According to the student loan text below, why can loan forgiveness under a federal repayment program still cause trouble for a borrower? Answer in one to three sentences.
[[ Document extract, beginning ]]
Student Loans: The Future of Collections and Repayment

Many Americans are faced with repayment of outsized student loan debts. And, as each new class matriculates to college, they too join the ranks of those faced with the prospect of financing their education and repaying the amount borrowed over the course of their careers. With limited options for forgiveness and payment relief, many will struggle to repay for their college over a period of decades.

On the other hand, creditors and loan servicers face anxiety associated with collecting outstanding balances. They are tasked with complying with the Consumer Financial Protection Bureau’s new Debt Collection Rule and with navigating a regulatory environment where state attorneys general demonstrate an increased willingness to hold them accountable under state laws designed to curb deceptive acts and practices.

The Growing Problem

Many students now use student loans to pay for their college education. While these programs provide resources for students to achieve their goals of attending college, debt-saddled graduates struggle to make ends meet as they begin their careers. Increasing enrollment and a cost of education that well outpaces the growth of median household incomes means that these financial struggles are going from endemic to pandemic. These factors, further magnified by inflationary concerns, are fueling a public dialogue about how the nation is to confront this most rapidly growing sector of consumer debt.

Student loans can generally be of one of two types: private loans and federally-backed loans. Relief options for private loans, if any exist, are limited to those the loan servicer is willing to offer and vary by lender. Federal loans, on the other hand, present some unique characteristics. First, they come with a suite of repayment options, including include income-driven or income-based repayment options. Simply put, these programs derive the amount of the monthly payment on a loan from a borrower’s income (recertified annually) rather than on a traditional amortization schedule. Some of these programs offer loan forgiveness after completion of a set number of payments regardless of the amount of the unpaid balance (although a lingering problem remains in that a 1099 form may be issued for forgiven amounts, resulting an unwieldy amount of taxable income being reported for a borrower). One drawback to federal loans, however, is that the interest rate is set from inception and there is little ability to lower it absent refinancing into a private student loan—thereby losing the relief options available in the federal loan.
[[ Document extract, end ]]
[[ Input data, beginning ]]
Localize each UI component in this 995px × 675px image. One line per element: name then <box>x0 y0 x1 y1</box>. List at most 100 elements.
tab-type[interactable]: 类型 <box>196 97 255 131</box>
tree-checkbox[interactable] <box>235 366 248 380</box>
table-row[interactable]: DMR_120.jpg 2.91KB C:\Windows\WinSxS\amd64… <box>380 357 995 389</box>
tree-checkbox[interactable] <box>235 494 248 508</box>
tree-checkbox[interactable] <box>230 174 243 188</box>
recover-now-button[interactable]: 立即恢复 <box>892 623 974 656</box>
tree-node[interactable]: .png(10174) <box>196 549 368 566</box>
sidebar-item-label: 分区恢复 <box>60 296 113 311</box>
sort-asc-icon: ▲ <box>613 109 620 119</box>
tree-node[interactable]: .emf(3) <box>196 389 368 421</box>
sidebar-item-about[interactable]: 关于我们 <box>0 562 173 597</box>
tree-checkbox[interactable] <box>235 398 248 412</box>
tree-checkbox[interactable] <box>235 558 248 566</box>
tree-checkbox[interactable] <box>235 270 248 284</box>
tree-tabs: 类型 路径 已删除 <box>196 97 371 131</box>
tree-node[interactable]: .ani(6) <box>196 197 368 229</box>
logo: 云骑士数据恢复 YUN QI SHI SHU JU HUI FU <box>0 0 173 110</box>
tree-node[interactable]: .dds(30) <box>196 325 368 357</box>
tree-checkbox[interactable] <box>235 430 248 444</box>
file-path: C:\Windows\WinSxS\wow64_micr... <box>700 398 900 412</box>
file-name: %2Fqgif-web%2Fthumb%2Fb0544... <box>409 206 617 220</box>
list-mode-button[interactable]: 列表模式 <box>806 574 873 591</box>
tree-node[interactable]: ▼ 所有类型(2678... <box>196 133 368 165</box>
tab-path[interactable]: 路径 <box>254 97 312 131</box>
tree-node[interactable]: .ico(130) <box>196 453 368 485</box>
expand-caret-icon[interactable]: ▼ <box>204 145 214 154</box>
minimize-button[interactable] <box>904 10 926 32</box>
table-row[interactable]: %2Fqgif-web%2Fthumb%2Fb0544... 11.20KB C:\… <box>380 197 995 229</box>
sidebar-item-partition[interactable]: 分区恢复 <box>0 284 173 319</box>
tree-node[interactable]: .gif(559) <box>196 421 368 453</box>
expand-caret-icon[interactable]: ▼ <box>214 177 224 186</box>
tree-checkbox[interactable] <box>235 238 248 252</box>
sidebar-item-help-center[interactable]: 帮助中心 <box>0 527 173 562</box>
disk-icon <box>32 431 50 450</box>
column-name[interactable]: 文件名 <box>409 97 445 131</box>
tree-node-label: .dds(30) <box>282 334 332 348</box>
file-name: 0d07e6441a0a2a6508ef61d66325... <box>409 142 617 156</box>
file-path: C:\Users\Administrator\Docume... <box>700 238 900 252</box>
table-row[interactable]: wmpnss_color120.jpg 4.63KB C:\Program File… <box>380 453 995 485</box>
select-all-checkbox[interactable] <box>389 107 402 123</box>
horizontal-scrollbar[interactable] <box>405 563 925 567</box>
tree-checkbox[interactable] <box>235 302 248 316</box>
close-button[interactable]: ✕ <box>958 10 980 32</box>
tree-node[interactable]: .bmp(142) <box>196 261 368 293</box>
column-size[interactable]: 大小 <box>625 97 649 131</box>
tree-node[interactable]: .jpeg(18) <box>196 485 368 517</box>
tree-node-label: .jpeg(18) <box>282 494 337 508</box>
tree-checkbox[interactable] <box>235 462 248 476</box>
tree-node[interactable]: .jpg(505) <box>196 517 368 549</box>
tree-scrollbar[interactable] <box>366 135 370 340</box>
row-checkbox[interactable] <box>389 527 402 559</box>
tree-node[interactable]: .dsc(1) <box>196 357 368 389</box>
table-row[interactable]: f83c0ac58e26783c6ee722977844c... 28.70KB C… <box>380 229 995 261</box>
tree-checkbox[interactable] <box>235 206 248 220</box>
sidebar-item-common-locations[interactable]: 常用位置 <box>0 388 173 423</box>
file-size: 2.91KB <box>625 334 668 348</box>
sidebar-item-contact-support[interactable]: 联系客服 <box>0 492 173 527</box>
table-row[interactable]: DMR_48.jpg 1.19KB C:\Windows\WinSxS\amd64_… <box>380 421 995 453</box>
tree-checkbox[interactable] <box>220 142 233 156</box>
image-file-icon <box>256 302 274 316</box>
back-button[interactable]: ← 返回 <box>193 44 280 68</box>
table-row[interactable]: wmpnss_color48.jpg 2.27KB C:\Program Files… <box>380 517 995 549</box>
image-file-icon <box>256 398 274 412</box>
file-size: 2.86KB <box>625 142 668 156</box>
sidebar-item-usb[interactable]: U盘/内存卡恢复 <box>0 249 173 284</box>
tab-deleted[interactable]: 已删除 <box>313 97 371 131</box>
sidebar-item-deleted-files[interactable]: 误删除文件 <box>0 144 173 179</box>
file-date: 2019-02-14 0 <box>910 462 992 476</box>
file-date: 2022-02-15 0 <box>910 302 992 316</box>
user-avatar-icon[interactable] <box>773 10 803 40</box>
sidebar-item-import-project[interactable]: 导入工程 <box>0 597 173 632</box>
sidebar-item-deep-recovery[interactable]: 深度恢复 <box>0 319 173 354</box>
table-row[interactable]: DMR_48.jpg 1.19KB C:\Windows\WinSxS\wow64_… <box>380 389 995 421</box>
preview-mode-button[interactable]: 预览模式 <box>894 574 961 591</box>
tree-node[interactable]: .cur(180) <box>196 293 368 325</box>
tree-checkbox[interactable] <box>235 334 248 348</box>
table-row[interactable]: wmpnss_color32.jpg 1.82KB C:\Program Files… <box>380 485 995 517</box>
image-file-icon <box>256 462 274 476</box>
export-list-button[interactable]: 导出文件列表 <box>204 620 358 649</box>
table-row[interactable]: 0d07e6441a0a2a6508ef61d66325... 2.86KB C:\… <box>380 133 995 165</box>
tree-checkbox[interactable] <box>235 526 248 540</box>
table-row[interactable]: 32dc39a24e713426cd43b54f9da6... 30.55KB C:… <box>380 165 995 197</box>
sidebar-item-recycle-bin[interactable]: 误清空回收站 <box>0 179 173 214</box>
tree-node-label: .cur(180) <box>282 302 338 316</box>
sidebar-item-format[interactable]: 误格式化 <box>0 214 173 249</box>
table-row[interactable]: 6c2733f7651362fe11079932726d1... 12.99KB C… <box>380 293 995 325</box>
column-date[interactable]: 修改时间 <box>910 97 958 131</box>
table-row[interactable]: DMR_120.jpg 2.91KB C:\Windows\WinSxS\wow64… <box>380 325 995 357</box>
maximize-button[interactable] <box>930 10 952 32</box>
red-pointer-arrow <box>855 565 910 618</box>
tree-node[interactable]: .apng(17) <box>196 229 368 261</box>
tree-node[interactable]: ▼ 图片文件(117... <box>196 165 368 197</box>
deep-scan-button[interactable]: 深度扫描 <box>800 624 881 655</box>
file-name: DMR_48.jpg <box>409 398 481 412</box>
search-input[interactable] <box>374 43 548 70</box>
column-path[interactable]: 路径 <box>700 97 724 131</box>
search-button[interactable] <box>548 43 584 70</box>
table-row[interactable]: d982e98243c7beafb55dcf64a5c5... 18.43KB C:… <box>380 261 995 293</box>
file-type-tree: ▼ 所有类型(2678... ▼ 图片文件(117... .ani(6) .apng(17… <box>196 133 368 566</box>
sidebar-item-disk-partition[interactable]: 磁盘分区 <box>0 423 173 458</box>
[[ Input data, end ]]
-- Task output --
Some federal programs forgive the unpaid balance after a set number of payments, but a 1099 form may be issued for the forgiven amount. As a result, an unwieldy amount of taxable income may be reported for the borrower.